REQUIREMENTS ▸ Filter for the word "ylabel" and keep each matching line.

----

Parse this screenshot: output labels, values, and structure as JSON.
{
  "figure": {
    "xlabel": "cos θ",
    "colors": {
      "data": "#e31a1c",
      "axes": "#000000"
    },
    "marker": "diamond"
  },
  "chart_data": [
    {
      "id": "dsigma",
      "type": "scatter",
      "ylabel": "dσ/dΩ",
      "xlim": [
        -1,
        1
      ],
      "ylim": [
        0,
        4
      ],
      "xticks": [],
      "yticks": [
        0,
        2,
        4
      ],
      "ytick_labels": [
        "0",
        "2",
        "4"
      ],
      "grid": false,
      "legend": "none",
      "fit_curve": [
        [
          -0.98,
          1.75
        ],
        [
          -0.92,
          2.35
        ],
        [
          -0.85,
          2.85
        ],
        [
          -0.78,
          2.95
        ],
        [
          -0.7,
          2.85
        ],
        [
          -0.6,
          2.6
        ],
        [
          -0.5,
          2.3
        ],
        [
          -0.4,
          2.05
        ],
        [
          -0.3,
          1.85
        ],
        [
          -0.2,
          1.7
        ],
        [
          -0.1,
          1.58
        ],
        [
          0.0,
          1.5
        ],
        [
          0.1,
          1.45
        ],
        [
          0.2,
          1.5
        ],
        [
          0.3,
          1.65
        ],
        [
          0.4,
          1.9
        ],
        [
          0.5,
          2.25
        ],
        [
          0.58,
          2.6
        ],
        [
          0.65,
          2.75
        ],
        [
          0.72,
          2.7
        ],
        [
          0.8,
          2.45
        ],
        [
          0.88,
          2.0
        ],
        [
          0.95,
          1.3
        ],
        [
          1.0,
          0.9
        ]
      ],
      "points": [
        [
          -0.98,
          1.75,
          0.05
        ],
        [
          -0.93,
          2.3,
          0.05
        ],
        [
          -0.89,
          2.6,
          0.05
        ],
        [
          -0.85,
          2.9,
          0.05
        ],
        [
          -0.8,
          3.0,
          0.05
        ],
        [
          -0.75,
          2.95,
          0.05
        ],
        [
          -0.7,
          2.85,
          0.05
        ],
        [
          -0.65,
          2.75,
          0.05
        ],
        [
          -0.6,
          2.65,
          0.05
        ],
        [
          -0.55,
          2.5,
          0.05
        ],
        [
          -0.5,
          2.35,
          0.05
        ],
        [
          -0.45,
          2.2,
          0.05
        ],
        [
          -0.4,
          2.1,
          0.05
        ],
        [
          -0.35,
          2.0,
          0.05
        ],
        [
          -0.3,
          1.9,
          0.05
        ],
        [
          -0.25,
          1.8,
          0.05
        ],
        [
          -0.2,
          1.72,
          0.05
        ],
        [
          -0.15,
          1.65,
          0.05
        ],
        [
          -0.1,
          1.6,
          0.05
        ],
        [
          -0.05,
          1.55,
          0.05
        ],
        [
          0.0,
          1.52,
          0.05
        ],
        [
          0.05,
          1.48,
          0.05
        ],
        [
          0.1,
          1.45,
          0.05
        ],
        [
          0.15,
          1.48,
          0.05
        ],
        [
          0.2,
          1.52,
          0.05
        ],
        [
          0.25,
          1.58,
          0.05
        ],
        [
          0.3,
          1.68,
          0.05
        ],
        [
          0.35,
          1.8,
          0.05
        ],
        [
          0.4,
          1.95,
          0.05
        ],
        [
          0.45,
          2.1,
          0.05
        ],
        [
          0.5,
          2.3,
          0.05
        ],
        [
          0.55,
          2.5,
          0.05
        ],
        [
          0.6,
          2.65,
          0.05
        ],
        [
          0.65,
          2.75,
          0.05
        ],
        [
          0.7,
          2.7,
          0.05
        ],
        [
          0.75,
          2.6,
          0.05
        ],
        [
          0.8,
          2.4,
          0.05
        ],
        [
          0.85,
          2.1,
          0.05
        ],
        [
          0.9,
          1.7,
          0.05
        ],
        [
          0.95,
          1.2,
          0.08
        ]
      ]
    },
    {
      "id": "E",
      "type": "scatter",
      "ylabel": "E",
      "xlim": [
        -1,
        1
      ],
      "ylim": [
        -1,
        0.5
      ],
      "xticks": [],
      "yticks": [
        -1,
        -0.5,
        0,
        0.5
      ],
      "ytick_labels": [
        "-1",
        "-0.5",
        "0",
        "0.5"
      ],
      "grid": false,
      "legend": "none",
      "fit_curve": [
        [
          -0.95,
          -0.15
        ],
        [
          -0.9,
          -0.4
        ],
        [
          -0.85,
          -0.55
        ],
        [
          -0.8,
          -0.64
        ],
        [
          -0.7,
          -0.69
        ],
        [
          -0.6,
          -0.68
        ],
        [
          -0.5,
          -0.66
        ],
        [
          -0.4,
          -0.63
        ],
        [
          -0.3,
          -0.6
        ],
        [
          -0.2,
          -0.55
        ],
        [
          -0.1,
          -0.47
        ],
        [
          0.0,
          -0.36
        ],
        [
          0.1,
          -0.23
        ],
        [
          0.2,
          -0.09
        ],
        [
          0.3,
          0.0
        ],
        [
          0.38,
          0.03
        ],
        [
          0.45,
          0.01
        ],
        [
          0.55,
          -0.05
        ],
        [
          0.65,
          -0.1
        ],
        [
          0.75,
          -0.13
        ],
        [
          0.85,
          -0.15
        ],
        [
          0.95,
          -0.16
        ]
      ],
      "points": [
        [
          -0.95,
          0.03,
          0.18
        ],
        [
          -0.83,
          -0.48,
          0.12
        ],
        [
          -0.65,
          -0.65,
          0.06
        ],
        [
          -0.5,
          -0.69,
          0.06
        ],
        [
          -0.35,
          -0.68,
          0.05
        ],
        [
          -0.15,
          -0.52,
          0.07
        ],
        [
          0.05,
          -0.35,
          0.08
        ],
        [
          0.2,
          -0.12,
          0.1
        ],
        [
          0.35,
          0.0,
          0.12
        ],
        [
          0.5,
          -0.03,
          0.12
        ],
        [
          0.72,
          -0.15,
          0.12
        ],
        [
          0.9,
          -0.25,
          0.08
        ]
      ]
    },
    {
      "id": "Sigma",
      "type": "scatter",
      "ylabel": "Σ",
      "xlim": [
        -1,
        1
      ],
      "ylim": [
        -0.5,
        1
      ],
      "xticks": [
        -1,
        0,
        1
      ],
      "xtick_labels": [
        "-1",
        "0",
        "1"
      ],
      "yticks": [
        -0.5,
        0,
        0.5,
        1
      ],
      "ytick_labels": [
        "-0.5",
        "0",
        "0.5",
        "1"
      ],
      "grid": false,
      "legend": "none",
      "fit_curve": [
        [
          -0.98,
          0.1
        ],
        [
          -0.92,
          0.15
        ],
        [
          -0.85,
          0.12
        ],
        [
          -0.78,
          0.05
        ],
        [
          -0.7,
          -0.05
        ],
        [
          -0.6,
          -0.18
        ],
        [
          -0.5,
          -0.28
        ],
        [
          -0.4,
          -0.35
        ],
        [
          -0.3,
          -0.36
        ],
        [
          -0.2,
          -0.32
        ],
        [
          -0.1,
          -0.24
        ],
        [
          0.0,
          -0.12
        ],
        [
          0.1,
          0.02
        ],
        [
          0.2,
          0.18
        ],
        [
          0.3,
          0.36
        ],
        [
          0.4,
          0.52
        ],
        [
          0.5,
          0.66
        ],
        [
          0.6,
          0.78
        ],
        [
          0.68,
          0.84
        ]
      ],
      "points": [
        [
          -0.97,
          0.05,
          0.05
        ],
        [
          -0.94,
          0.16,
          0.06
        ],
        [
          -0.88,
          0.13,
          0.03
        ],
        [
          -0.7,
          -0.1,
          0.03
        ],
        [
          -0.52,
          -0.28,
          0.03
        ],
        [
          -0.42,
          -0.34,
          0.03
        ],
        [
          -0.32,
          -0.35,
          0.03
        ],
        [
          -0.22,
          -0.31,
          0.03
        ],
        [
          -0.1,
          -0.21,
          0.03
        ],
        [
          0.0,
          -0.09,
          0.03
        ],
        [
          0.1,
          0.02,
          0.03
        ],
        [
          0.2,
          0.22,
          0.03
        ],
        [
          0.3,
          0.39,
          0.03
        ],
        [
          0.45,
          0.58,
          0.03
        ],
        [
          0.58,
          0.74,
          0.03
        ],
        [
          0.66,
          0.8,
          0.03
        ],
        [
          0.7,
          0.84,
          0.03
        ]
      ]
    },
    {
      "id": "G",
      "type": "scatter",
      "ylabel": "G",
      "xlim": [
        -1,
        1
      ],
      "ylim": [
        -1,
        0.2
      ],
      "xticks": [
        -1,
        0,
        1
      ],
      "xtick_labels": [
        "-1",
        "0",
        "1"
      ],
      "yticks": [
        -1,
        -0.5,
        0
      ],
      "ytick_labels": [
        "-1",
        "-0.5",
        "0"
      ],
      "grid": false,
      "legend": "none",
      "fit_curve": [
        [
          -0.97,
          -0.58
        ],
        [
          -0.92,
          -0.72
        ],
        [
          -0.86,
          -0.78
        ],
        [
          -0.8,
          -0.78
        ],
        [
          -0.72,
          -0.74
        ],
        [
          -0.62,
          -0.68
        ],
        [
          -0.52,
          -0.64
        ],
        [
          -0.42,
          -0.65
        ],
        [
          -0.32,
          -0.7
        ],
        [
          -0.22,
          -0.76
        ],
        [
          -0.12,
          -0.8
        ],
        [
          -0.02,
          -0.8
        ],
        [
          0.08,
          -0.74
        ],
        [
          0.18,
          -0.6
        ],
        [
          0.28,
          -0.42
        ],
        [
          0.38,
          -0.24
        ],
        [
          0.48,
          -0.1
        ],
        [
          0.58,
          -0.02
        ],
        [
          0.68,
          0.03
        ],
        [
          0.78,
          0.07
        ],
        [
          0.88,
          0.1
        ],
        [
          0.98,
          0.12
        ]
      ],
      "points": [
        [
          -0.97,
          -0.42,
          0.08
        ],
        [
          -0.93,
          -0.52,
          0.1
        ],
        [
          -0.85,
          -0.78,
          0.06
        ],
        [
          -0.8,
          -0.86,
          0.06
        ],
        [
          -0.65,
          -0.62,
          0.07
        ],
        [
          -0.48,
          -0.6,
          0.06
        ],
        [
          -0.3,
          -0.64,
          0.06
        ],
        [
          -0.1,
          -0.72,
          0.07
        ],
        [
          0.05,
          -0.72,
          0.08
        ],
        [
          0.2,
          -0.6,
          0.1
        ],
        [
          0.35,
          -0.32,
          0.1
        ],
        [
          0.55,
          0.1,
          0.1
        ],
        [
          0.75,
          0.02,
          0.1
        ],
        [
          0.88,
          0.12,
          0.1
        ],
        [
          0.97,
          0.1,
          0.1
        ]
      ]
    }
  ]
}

----

TASK RESPONSE ▸
      "ylabel": "dσ/dΩ",
      "ylabel": "E",
      "ylabel": "Σ",
      "ylabel": "G",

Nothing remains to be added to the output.